==== RECORDS FOR THE EXERCISE

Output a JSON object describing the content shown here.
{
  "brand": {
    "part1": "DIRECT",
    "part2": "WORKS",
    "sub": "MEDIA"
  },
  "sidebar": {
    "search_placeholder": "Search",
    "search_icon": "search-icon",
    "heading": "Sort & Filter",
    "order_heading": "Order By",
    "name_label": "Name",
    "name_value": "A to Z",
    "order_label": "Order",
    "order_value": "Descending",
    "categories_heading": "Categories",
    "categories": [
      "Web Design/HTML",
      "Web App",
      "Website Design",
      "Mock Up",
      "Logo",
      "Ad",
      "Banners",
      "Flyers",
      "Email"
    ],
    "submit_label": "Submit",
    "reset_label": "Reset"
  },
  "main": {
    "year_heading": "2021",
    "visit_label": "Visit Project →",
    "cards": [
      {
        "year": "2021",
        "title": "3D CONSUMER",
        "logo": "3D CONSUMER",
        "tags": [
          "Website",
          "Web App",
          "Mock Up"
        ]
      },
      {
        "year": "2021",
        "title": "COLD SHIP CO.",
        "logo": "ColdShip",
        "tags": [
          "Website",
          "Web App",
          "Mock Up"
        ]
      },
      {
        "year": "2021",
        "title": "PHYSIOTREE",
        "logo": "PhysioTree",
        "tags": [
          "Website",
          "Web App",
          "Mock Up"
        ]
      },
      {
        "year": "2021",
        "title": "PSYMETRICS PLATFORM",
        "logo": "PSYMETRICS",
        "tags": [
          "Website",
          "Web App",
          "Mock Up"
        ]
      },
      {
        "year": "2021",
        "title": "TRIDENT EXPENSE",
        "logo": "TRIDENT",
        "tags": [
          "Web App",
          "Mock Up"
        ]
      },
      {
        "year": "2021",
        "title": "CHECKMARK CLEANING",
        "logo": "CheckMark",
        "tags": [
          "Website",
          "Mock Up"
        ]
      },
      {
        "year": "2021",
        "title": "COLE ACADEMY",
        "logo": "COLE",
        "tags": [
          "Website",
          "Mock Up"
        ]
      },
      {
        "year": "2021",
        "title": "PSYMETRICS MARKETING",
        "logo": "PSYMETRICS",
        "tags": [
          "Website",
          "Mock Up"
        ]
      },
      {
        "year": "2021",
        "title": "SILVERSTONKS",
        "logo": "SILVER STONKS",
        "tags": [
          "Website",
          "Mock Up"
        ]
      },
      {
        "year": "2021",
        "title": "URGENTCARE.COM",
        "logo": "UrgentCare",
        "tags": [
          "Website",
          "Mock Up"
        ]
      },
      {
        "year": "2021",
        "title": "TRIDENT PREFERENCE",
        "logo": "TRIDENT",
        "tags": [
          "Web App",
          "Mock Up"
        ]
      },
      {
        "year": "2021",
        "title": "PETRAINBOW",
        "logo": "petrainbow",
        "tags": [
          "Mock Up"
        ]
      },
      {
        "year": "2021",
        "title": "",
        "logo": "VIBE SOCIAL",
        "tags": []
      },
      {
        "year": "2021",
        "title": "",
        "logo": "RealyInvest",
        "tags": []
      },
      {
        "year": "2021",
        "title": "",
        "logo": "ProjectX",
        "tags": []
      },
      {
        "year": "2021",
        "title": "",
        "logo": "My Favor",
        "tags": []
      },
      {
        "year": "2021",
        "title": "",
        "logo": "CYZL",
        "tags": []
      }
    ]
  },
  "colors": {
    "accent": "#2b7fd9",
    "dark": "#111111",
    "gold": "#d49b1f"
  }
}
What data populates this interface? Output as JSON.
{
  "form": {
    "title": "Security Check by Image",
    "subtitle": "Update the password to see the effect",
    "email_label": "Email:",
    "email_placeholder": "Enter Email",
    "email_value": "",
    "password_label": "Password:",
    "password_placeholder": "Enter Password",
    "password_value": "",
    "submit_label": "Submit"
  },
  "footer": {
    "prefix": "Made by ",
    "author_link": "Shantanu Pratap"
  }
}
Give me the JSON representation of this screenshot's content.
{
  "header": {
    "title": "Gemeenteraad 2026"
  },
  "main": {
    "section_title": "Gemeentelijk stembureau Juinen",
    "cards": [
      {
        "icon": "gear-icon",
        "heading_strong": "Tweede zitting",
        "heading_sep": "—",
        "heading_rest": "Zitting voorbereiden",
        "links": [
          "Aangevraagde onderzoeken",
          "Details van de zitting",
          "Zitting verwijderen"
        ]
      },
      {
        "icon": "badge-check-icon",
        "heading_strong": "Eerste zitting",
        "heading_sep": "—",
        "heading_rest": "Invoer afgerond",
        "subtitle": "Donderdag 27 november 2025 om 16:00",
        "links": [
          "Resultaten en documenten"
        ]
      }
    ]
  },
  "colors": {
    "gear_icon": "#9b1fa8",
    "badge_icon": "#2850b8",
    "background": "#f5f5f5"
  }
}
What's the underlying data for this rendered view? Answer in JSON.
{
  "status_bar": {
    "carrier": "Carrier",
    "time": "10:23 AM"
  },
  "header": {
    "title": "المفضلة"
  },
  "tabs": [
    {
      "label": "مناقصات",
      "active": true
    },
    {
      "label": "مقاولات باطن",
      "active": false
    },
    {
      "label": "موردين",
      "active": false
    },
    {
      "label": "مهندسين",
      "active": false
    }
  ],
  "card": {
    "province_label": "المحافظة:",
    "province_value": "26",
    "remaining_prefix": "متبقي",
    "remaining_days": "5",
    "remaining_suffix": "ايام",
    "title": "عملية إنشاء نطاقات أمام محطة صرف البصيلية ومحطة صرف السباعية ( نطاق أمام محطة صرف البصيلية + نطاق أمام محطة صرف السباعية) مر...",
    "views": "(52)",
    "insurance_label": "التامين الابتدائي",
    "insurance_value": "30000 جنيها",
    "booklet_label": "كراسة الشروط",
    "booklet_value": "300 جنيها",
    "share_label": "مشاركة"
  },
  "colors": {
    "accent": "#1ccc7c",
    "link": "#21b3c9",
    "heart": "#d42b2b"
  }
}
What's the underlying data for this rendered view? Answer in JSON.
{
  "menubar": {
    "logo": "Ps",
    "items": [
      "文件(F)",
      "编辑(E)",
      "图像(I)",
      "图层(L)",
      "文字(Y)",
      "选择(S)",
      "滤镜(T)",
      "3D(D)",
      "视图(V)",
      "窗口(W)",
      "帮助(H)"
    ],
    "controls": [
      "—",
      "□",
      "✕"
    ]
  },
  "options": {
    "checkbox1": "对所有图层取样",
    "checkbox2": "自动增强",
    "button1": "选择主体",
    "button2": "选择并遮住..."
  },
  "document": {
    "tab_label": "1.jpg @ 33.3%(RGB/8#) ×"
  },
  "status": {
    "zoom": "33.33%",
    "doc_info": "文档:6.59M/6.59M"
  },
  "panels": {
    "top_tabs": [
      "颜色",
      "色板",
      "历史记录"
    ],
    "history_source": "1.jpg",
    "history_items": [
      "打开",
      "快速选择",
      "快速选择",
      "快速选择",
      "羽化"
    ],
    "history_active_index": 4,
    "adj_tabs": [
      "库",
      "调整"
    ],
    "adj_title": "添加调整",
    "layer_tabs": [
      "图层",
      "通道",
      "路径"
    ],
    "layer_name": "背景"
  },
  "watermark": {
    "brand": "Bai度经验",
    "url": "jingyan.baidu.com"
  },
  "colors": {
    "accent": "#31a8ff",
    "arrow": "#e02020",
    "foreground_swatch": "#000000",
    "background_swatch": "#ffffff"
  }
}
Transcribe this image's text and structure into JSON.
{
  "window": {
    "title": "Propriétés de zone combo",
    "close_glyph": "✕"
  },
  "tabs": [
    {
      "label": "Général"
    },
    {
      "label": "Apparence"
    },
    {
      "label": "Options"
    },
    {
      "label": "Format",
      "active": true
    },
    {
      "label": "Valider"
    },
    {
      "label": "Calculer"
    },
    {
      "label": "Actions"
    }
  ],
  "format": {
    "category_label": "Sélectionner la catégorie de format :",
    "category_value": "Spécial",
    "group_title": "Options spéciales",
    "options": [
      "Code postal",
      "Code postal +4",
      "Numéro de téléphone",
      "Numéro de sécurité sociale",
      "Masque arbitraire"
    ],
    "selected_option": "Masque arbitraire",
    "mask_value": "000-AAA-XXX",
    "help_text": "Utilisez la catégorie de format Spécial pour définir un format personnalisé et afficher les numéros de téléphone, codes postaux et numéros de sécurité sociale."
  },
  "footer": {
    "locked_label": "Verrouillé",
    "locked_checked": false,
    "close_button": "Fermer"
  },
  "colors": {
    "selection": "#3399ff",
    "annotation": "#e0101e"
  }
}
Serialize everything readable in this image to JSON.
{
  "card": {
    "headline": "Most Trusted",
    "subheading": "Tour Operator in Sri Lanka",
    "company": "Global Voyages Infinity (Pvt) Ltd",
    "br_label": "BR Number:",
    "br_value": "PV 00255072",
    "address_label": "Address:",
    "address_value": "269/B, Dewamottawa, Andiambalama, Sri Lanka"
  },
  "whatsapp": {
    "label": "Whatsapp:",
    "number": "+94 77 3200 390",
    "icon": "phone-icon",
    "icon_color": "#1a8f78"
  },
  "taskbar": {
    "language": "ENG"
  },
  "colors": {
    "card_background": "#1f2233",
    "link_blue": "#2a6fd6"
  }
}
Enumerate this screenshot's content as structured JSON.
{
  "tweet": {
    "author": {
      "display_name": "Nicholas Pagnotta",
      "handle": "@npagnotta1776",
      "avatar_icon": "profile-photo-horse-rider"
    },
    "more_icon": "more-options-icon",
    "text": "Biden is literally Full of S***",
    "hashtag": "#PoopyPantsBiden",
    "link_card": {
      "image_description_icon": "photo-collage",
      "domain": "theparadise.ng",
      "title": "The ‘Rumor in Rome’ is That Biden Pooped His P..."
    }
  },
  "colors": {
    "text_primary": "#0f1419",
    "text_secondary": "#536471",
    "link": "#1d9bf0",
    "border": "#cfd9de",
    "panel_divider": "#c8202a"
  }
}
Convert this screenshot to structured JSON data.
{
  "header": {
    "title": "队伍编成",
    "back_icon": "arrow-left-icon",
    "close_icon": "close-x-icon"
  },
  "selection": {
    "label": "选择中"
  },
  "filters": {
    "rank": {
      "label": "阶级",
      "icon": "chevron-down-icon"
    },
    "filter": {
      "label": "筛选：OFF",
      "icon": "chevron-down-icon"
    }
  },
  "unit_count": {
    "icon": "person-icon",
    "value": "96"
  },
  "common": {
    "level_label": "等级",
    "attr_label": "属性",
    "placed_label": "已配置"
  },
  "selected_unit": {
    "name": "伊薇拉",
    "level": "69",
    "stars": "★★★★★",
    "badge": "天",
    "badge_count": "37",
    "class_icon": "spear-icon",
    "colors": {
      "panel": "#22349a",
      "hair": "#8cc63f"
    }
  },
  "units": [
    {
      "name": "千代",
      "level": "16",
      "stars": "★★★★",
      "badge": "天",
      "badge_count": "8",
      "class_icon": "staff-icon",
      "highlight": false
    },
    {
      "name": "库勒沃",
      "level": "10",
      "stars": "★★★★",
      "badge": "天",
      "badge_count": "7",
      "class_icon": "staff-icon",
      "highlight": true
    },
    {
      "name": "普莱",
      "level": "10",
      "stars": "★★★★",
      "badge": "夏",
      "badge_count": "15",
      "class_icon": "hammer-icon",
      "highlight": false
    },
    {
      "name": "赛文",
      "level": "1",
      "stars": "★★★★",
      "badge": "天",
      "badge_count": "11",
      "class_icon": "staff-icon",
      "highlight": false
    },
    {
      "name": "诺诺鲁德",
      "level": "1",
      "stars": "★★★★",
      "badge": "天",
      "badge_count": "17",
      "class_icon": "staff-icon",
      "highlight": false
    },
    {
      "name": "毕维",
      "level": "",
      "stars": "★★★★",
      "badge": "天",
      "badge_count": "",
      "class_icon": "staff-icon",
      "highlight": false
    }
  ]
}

========

WHAT YOU ARE ASKED TO DO = Beginning at the line containing "Convert this screenshot", repeat each line exactly through the last line of the entries, and include no other lines.

EXERCISE ANSWER =
Convert this screenshot to structured JSON data.
{
  "header": {
    "title": "队伍编成",
    "back_icon": "arrow-left-icon",
    "close_icon": "close-x-icon"
  },
  "selection": {
    "label": "选择中"
  },
  "filters": {
    "rank": {
      "label": "阶级",
      "icon": "chevron-down-icon"
    },
    "filter": {
      "label": "筛选：OFF",
      "icon": "chevron-down-icon"
    }
  },
  "unit_count": {
    "icon": "person-icon",
    "value": "96"
  },
  "common": {
    "level_label": "等级",
    "attr_label": "属性",
    "placed_label": "已配置"
  },
  "selected_unit": {
    "name": "伊薇拉",
    "level": "69",
    "stars": "★★★★★",
    "badge": "天",
    "badge_count": "37",
    "class_icon": "spear-icon",
    "colors": {
      "panel": "#22349a",
      "hair": "#8cc63f"
    }
  },
  "units": [
    {
      "name": "千代",
      "level": "16",
      "stars": "★★★★",
      "badge": "天",
      "badge_count": "8",
      "class_icon": "staff-icon",
      "highlight": false
    },
    {
      "name": "库勒沃",
      "level": "10",
      "stars": "★★★★",
      "badge": "天",
      "badge_count": "7",
      "class_icon": "staff-icon",
      "highlight": true
    },
    {
      "name": "普莱",
      "level": "10",
      "stars": "★★★★",
      "badge": "夏",
      "badge_count": "15",
      "class_icon": "hammer-icon",
      "highlight": false
    },
    {
      "name": "赛文",
      "level": "1",
      "stars": "★★★★",
      "badge": "天",
      "badge_count": "11",
      "class_icon": "staff-icon",
      "highlight": false
    },
    {
      "name": "诺诺鲁德",
      "level": "1",
      "stars": "★★★★",
      "badge": "天",
      "badge_count": "17",
      "class_icon": "staff-icon",
      "highlight": false
    },
    {
      "name": "毕维",
      "level": "",
      "stars": "★★★★",
      "badge": "天",
      "badge_count": "",
      "class_icon": "staff-icon",
      "highlight": false
    }
  ]
}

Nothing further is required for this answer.